● Prompt:
Output the full material exactly as it appears here.

── Records for this task ──

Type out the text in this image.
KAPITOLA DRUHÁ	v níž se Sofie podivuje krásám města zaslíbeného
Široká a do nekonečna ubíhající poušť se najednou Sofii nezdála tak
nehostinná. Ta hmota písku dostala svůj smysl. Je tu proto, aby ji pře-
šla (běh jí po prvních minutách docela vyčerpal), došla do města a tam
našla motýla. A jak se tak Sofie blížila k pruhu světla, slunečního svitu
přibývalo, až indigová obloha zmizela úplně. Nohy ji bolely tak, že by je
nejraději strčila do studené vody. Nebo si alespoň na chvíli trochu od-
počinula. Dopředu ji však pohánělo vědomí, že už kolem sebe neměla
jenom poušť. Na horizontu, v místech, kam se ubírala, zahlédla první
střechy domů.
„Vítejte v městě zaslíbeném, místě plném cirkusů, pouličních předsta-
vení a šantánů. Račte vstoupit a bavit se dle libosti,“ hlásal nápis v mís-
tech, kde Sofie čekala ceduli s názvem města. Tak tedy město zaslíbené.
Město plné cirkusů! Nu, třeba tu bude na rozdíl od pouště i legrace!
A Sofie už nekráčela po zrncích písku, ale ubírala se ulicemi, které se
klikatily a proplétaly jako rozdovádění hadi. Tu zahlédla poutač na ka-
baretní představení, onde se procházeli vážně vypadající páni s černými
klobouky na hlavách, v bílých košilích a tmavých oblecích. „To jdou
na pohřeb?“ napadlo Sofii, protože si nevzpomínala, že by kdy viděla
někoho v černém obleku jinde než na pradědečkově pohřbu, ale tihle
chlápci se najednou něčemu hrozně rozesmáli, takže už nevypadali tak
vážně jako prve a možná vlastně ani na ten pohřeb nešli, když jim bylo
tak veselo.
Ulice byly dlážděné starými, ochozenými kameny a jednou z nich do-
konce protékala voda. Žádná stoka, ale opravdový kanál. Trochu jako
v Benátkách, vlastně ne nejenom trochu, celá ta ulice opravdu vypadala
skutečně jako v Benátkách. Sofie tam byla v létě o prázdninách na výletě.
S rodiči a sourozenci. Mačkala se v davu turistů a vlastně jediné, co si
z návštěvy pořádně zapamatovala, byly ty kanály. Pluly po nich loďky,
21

───

● Correct answer:
Type out the text in this image.
KAPITOLA DRUHÁ	v níž se Sofie podivuje krásám města zaslíbeného
Široká a do nekonečna ubíhající poušť se najednou Sofii nezdála tak
nehostinná. Ta hmota písku dostala svůj smysl. Je tu proto, aby ji pře-
šla (běh jí po prvních minutách docela vyčerpal), došla do města a tam
našla motýla. A jak se tak Sofie blížila k pruhu světla, slunečního svitu
přibývalo, až indigová obloha zmizela úplně. Nohy ji bolely tak, že by je
nejraději strčila do studené vody. Nebo si alespoň na chvíli trochu od-
počinula. Dopředu ji však pohánělo vědomí, že už kolem sebe neměla
jenom poušť. Na horizontu, v místech, kam se ubírala, zahlédla první
střechy domů.
„Vítejte v městě zaslíbeném, místě plném cirkusů, pouličních předsta-
vení a šantánů. Račte vstoupit a bavit se dle libosti,“ hlásal nápis v mís-
tech, kde Sofie čekala ceduli s názvem města. Tak tedy město zaslíbené.
Město plné cirkusů! Nu, třeba tu bude na rozdíl od pouště i legrace!
A Sofie už nekráčela po zrncích písku, ale ubírala se ulicemi, které se
klikatily a proplétaly jako rozdovádění hadi. Tu zahlédla poutač na ka-
baretní představení, onde se procházeli vážně vypadající páni s černými
klobouky na hlavách, v bílých košilích a tmavých oblecích. „To jdou
na pohřeb?“ napadlo Sofii, protože si nevzpomínala, že by kdy viděla
někoho v černém obleku jinde než na pradědečkově pohřbu, ale tihle
chlápci se najednou něčemu hrozně rozesmáli, takže už nevypadali tak
vážně jako prve a možná vlastně ani na ten pohřeb nešli, když jim bylo
tak veselo.
Ulice byly dlážděné starými, ochozenými kameny a jednou z nich do-
konce protékala voda. Žádná stoka, ale opravdový kanál. Trochu jako
v Benátkách, vlastně ne nejenom trochu, celá ta ulice opravdu vypadala
skutečně jako v Benátkách. Sofie tam byla v létě o prázdninách na výletě.
S rodiči a sourozenci. Mačkala se v davu turistů a vlastně jediné, co si
z návštěvy pořádně zapamatovala, byly ty kanály. Pluly po nich loďky,
21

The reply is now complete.